Reproduce the material exactly, omitting nothing.

(Data entries)
━━━━━━━━━━━━━━━━━━━━━━━━━━━━━━
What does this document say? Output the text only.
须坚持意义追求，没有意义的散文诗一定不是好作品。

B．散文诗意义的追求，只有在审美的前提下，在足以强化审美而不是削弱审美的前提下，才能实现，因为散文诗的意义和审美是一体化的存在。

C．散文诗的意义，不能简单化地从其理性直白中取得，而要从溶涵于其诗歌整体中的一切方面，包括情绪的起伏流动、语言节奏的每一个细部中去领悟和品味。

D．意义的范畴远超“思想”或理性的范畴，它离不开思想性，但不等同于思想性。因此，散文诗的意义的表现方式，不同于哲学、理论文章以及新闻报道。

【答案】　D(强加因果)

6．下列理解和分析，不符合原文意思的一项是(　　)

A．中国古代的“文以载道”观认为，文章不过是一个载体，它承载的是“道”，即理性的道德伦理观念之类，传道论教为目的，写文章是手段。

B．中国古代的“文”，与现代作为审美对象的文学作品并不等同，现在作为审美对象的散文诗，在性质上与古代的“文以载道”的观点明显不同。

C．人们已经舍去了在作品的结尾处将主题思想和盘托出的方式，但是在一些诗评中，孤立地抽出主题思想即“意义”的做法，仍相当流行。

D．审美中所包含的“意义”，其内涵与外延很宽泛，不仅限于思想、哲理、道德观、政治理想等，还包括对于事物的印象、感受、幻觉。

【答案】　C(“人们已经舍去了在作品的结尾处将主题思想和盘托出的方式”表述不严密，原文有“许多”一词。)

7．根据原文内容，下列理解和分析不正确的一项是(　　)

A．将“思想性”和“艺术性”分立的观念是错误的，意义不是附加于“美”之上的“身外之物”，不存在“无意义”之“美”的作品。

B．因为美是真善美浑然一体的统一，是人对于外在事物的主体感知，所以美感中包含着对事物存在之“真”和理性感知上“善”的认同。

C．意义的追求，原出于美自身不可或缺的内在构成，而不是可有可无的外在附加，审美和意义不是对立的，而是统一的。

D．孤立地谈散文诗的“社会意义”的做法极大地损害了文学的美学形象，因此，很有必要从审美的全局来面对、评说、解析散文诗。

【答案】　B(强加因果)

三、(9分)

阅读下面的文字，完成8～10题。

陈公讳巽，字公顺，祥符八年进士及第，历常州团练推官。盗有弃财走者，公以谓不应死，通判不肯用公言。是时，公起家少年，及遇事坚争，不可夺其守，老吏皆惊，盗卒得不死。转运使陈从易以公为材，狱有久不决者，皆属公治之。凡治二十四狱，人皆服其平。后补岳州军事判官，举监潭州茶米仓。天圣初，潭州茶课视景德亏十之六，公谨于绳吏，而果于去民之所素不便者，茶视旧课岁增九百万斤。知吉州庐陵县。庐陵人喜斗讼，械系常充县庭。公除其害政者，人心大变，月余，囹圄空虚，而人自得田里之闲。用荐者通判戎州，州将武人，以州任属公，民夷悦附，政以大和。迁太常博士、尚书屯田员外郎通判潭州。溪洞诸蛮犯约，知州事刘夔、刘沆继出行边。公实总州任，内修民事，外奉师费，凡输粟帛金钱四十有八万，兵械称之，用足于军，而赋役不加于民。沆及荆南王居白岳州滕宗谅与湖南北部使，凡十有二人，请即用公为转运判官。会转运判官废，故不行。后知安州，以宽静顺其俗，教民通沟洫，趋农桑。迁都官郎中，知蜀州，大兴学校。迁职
━━━━━━━━━━━━━━━━━━━━━━━━━━━━━━
> Solution to the problem
What does this document say? Output the text only.
须坚持意义追求，没有意义的散文诗一定不是好作品。

B．散文诗意义的追求，只有在审美的前提下，在足以强化审美而不是削弱审美的前提下，才能实现，因为散文诗的意义和审美是一体化的存在。

C．散文诗的意义，不能简单化地从其理性直白中取得，而要从溶涵于其诗歌整体中的一切方面，包括情绪的起伏流动、语言节奏的每一个细部中去领悟和品味。

D．意义的范畴远超“思想”或理性的范畴，它离不开思想性，但不等同于思想性。因此，散文诗的意义的表现方式，不同于哲学、理论文章以及新闻报道。

【答案】　D(强加因果)

6．下列理解和分析，不符合原文意思的一项是(　　)

A．中国古代的“文以载道”观认为，文章不过是一个载体，它承载的是“道”，即理性的道德伦理观念之类，传道论教为目的，写文章是手段。

B．中国古代的“文”，与现代作为审美对象的文学作品并不等同，现在作为审美对象的散文诗，在性质上与古代的“文以载道”的观点明显不同。

C．人们已经舍去了在作品的结尾处将主题思想和盘托出的方式，但是在一些诗评中，孤立地抽出主题思想即“意义”的做法，仍相当流行。

D．审美中所包含的“意义”，其内涵与外延很宽泛，不仅限于思想、哲理、道德观、政治理想等，还包括对于事物的印象、感受、幻觉。

【答案】　C(“人们已经舍去了在作品的结尾处将主题思想和盘托出的方式”表述不严密，原文有“许多”一词。)

7．根据原文内容，下列理解和分析不正确的一项是(　　)

A．将“思想性”和“艺术性”分立的观念是错误的，意义不是附加于“美”之上的“身外之物”，不存在“无意义”之“美”的作品。

B．因为美是真善美浑然一体的统一，是人对于外在事物的主体感知，所以美感中包含着对事物存在之“真”和理性感知上“善”的认同。

C．意义的追求，原出于美自身不可或缺的内在构成，而不是可有可无的外在附加，审美和意义不是对立的，而是统一的。

D．孤立地谈散文诗的“社会意义”的做法极大地损害了文学的美学形象，因此，很有必要从审美的全局来面对、评说、解析散文诗。

【答案】　B(强加因果)

三、(9分)

阅读下面的文字，完成8～10题。

陈公讳巽，字公顺，祥符八年进士及第，历常州团练推官。盗有弃财走者，公以谓不应死，通判不肯用公言。是时，公起家少年，及遇事坚争，不可夺其守，老吏皆惊，盗卒得不死。转运使陈从易以公为材，狱有久不决者，皆属公治之。凡治二十四狱，人皆服其平。后补岳州军事判官，举监潭州茶米仓。天圣初，潭州茶课视景德亏十之六，公谨于绳吏，而果于去民之所素不便者，茶视旧课岁增九百万斤。知吉州庐陵县。庐陵人喜斗讼，械系常充县庭。公除其害政者，人心大变，月余，囹圄空虚，而人自得田里之闲。用荐者通判戎州，州将武人，以州任属公，民夷悦附，政以大和。迁太常博士、尚书屯田员外郎通判潭州。溪洞诸蛮犯约，知州事刘夔、刘沆继出行边。公实总州任，内修民事，外奉师费，凡输粟帛金钱四十有八万，兵械称之，用足于军，而赋役不加于民。沆及荆南王居白岳州滕宗谅与湖南北部使，凡十有二人，请即用公为转运判官。会转运判官废，故不行。后知安州，以宽静顺其俗，教民通沟洫，趋农桑。迁都官郎中，知蜀州，大兴学校。迁职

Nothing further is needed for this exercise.